## Short exercise
Present every line in which the string "content" appears.

## Rows
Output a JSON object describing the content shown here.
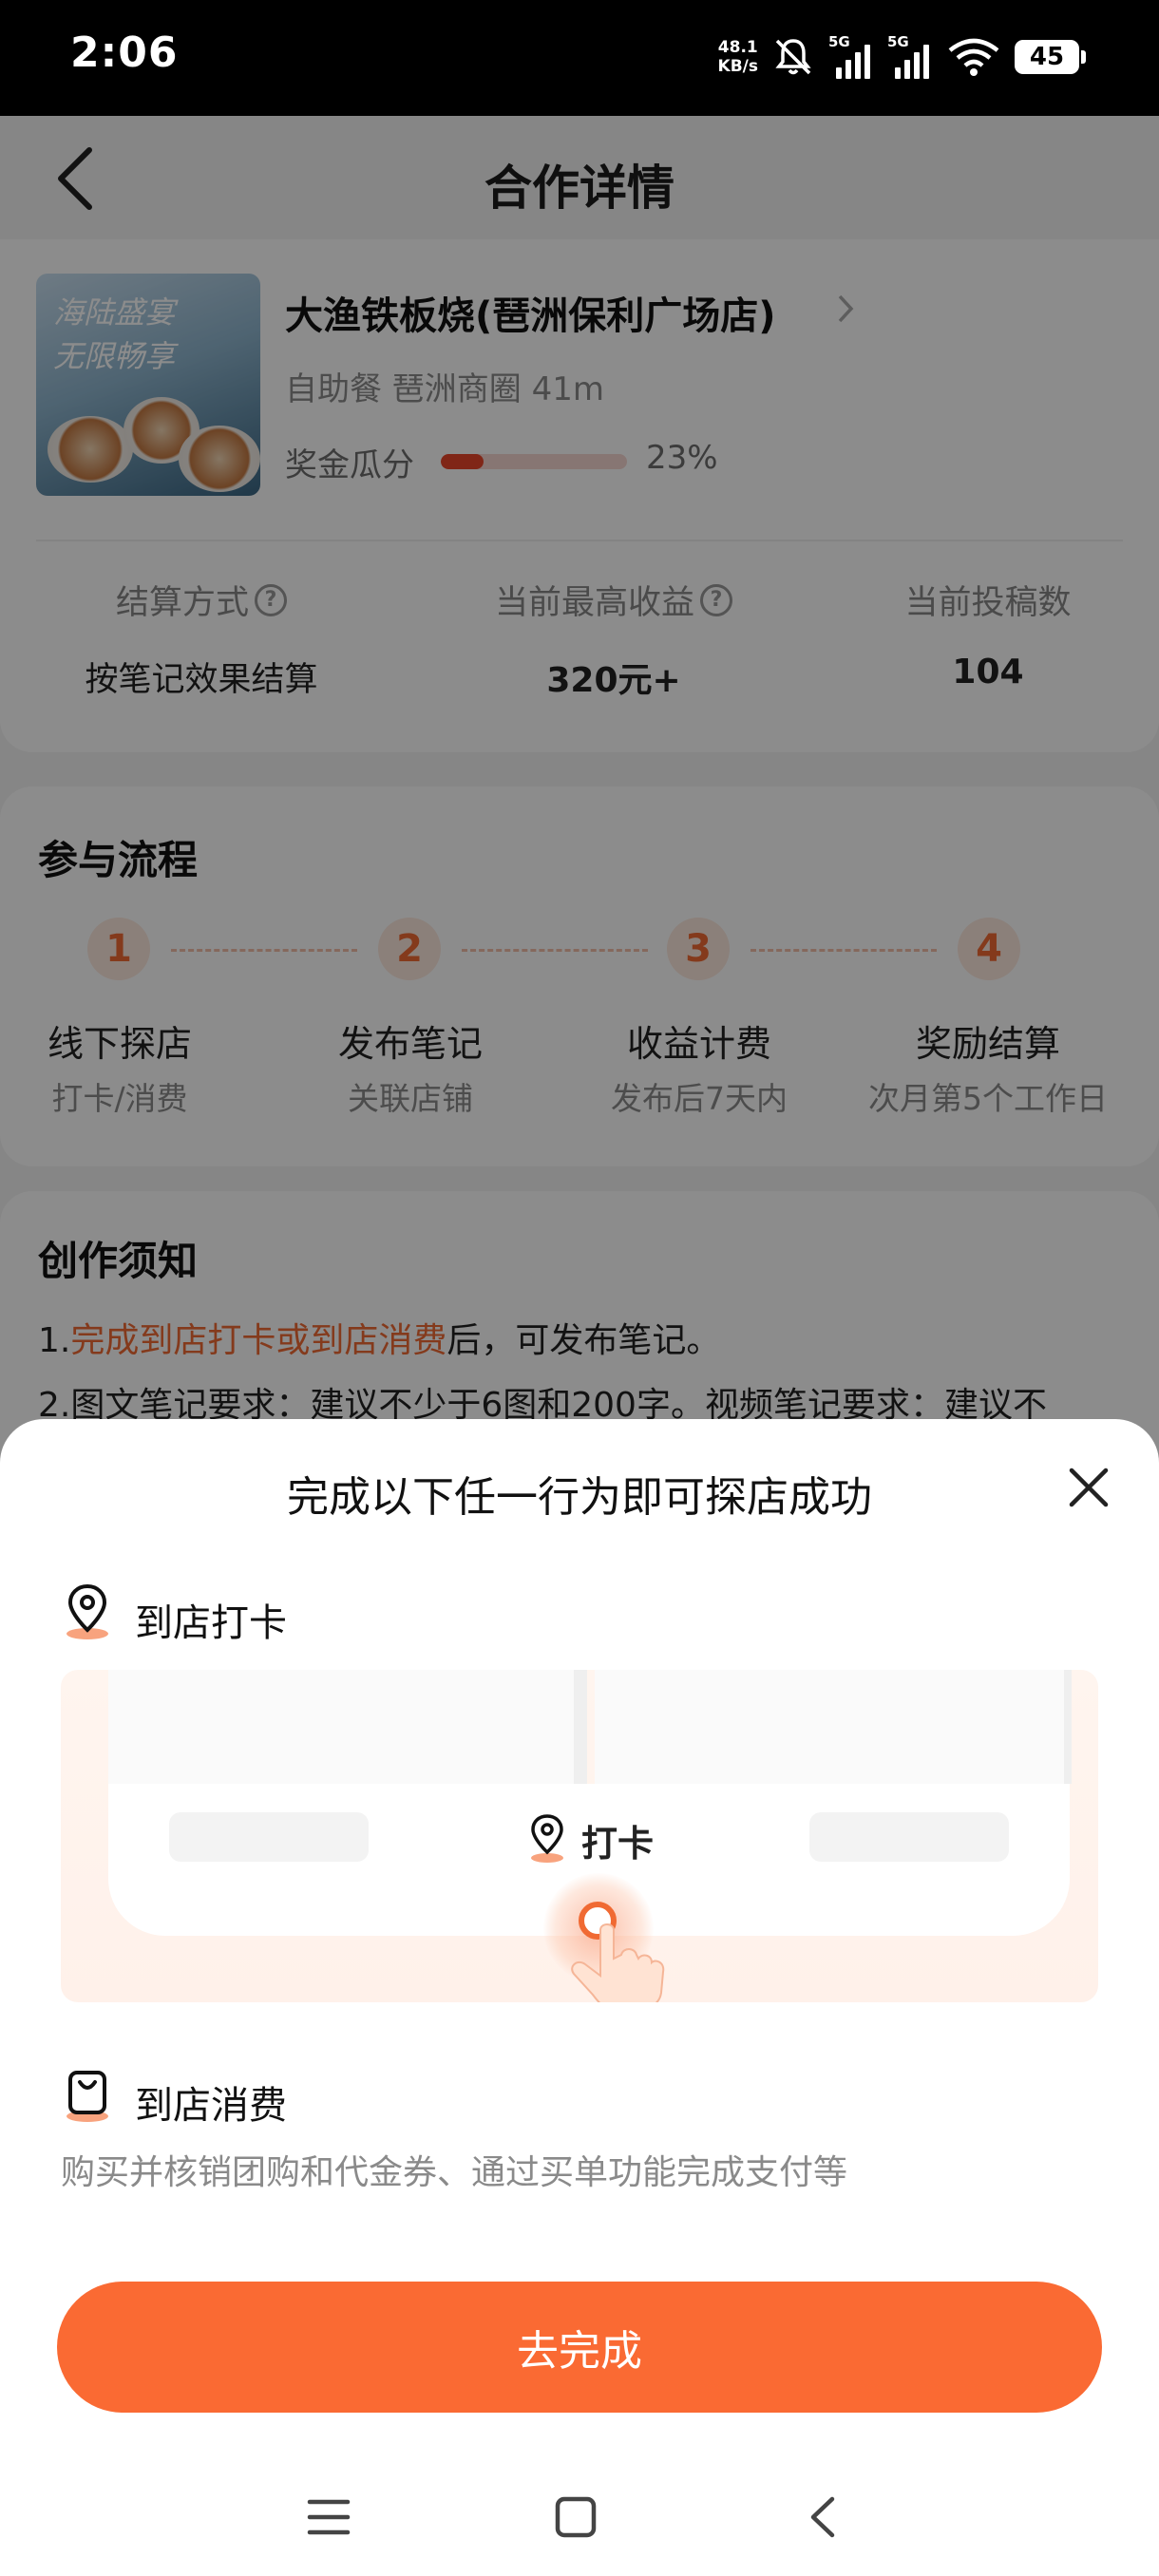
{
  "status_bar": {
    "time": "2:06",
    "net_speed_value": "48.1",
    "net_speed_unit": "KB/s",
    "sim1": "5G",
    "sim2": "5G",
    "battery": "45"
  },
  "header": {
    "title": "合作详情"
  },
  "store": {
    "name": "大渔铁板烧(琶洲保利广场店)",
    "meta": "自助餐 琶洲商圈 41m",
    "bonus_label": "奖金瓜分",
    "bonus_progress": 0.23,
    "bonus_percent_text": "23%",
    "thumb_text_line1": "海陆盛宴",
    "thumb_text_line2": "无限畅享"
  },
  "stats": [
    {
      "label": "结算方式",
      "value": "按笔记效果结算",
      "has_help": true
    },
    {
      "label": "当前最高收益",
      "value": "320元+",
      "has_help": true
    },
    {
      "label": "当前投稿数",
      "value": "104",
      "has_help": false
    }
  ],
  "process": {
    "title": "参与流程",
    "steps": [
      {
        "num": "1",
        "name": "线下探店",
        "desc": "打卡/消费"
      },
      {
        "num": "2",
        "name": "发布笔记",
        "desc": "关联店铺"
      },
      {
        "num": "3",
        "name": "收益计费",
        "desc": "发布后7天内"
      },
      {
        "num": "4",
        "name": "奖励结算",
        "desc": "次月第5个工作日"
      }
    ]
  },
  "notice": {
    "title": "创作须知",
    "rule1_prefix": "1.",
    "rule1_highlight": "完成到店打卡或到店消费",
    "rule1_suffix": "后，可发布笔记。",
    "rule2": "2.图文笔记要求：建议不少于6图和200字。视频笔记要求：建议不"
  },
  "sheet": {
    "title": "完成以下任一行为即可探店成功",
    "option1": {
      "label": "到店打卡",
      "icon": "location-pin-icon"
    },
    "illustration": {
      "checkin_label": "打卡"
    },
    "option2": {
      "label": "到店消费",
      "icon": "shopping-bag-icon",
      "desc": "购买并核销团购和代金券、通过买单功能完成支付等"
    },
    "cta": "去完成"
  },
  "colors": {
    "accent": "#fa6a33",
    "highlight_text": "#f06a33",
    "bonus_fill": "#e9452b",
    "step_bg": "#fde9df"
  }
}
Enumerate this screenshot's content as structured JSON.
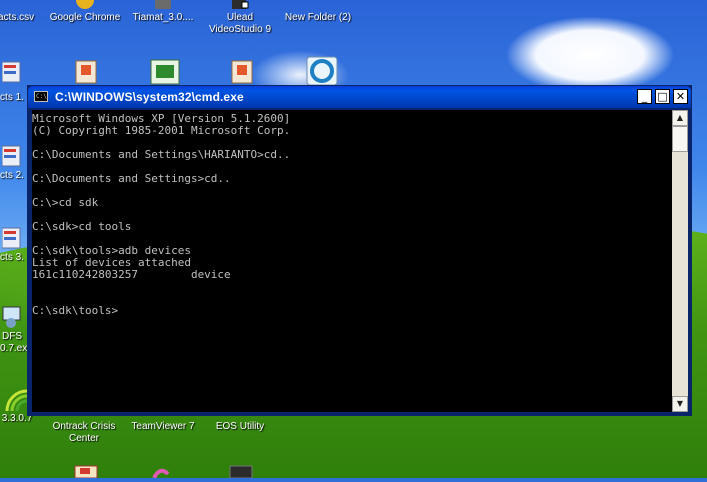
{
  "desktop": {
    "icons": [
      {
        "label": "acts.csv",
        "icon": "spreadsheet-file-icon"
      },
      {
        "label": "Google Chrome",
        "icon": "chrome-icon"
      },
      {
        "label": "Tiamat_3.0....",
        "icon": "shortcut-icon"
      },
      {
        "label": "Ulead",
        "label2": "VideoStudio 9",
        "icon": "videostudio-icon"
      },
      {
        "label": "New Folder (2)",
        "icon": "folder-icon"
      },
      {
        "label": "cts 1.",
        "icon": "spreadsheet-file-icon"
      },
      {
        "label": "cts 2.",
        "icon": "spreadsheet-file-icon"
      },
      {
        "label": "cts 3.",
        "icon": "spreadsheet-file-icon"
      },
      {
        "label": "DFS",
        "label2": "0.7.ex",
        "icon": "app-icon"
      },
      {
        "label": "3.3.0.7",
        "icon": "signal-icon"
      },
      {
        "label": "Ontrack Crisis",
        "label2": "Center",
        "icon": "ontrack-icon"
      },
      {
        "label": "TeamViewer 7",
        "icon": "teamviewer-icon"
      },
      {
        "label": "EOS Utility",
        "icon": "camera-icon"
      }
    ]
  },
  "window": {
    "title": "C:\\WINDOWS\\system32\\cmd.exe",
    "title_icon_text": "C:\\",
    "minimize": "_",
    "maximize": "□",
    "close": "✕"
  },
  "console": {
    "lines": [
      "Microsoft Windows XP [Version 5.1.2600]",
      "(C) Copyright 1985-2001 Microsoft Corp.",
      "",
      "C:\\Documents and Settings\\HARIANTO>cd..",
      "",
      "C:\\Documents and Settings>cd..",
      "",
      "C:\\>cd sdk",
      "",
      "C:\\sdk>cd tools",
      "",
      "C:\\sdk\\tools>adb devices",
      "List of devices attached",
      "161c110242803257        device",
      "",
      "",
      "C:\\sdk\\tools>"
    ]
  },
  "scrollbar": {
    "up": "▲",
    "down": "▼"
  }
}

## Complete output
Output a JSON object describing the content shown here.
Enumerate this screenshot's content as structured JSON.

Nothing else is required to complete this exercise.